▶ [Requirements]:
#1 Answer these questions from the text on monitoring and evaluation below.
(a) Which university leads the work package on Monitoring and Evaluation?
(b) When were the evaluative conversations with cluster partners conducted?
(c) How does the text define double-loop learning?
#2 From the text on monitoring and evaluation below, write out the passage starting at "The evaluation approach" and ending at "or territorial setting.".

▶ [Source text]:
----

Loading...

The University of Bergen, leading the work package on Monitoring and Evaluation, has been engaged in continuous monitoring and evaluation, analysing a number of documents from meeting minutes and cluster progress reports to TRANSFORM deliverables. In addition, at the end of the second year, they conducted evaluative conversations – semi-structured active interviews with cluster partners about the project partners’ experiences and about the organisational-institutional settings in which they are working.  The findings fed into the Second Interim Monitoring Report available.  Do you want a sneak peek of the preliminary findings?  Then keep reading…

The evaluation approach used in the Second Interim Monitoring Report combines the notions of double loop learning for the project formation processes with the concept of translation and ecologies of participation. Double-loop learning can be defined as learning that involves the questioning and revision of elements of one’s own world-view. This can happen gradually or also take place at crucial moments. A focus on translations of RRI within broader ecologies of participation allows for moving beyond the assessment of individual engagement activities as “good” or “bad” and scoring, scaling or ranking them, and enables us to assess how techniques or methodologies of engagement shift and change when they are applied in a particular regional or territorial setting.

----

▶ [Material supplied]:
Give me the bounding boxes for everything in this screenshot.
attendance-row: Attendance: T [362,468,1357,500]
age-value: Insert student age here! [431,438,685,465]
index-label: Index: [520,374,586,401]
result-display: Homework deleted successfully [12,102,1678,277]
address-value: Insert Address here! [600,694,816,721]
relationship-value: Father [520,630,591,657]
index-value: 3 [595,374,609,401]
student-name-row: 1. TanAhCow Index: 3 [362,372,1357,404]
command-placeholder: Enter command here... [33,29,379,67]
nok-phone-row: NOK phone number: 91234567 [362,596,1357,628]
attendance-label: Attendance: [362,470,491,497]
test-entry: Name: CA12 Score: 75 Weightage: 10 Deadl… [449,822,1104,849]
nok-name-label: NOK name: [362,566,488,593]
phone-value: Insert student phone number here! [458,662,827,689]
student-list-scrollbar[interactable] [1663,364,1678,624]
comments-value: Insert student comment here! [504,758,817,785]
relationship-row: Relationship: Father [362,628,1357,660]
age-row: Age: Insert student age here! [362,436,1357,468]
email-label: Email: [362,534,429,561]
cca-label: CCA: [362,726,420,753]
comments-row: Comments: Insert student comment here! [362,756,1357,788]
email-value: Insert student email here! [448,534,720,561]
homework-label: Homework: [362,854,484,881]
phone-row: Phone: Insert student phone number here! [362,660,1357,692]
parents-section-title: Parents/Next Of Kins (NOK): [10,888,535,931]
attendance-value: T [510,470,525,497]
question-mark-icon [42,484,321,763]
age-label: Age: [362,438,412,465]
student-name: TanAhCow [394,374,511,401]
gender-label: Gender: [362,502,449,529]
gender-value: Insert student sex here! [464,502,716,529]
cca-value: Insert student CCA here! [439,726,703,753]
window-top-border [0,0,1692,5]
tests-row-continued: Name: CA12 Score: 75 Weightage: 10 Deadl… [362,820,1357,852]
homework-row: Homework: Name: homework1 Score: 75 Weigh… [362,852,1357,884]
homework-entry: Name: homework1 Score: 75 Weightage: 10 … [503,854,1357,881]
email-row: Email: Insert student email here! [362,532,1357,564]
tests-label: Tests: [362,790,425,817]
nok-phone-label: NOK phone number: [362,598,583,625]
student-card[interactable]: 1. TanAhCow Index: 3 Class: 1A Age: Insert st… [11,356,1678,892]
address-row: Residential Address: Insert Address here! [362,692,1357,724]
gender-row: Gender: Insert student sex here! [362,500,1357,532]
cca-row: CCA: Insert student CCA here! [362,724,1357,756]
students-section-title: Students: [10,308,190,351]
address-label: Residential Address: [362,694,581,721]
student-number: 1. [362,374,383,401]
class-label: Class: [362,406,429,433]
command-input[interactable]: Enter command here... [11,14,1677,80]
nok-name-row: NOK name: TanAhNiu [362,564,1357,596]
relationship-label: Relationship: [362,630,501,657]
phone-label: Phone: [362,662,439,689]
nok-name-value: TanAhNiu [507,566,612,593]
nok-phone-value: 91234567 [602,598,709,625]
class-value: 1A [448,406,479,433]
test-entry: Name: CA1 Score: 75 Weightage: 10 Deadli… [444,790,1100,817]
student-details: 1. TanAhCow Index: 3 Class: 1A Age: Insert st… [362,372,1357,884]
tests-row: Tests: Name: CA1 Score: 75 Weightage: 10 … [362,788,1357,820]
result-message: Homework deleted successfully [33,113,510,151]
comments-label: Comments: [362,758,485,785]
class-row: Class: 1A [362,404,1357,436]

----

▶ [Per-task answers]:
#1
(a) The University of Bergen.
(b) At the end of the second year.
(c) As learning that involves the questioning and revision of elements of one's own world-view.

#2
The evaluation approach used in the Second Interim Monitoring Report combines the notions of double loop learning for the project formation processes with the concept of translation and ecologies of participation. Double-loop learning can be defined as learning that involves the questioning and revision of elements of one’s own world-view. This can happen gradually or also take place at crucial moments. A focus on translations of RRI within broader ecologies of participation allows for moving beyond the assessment of individual engagement activities as “good” or “bad” and scoring, scaling or ranking them, and enables us to assess how techniques or methodologies of engagement shift and change when they are applied in a particular regional or territorial setting.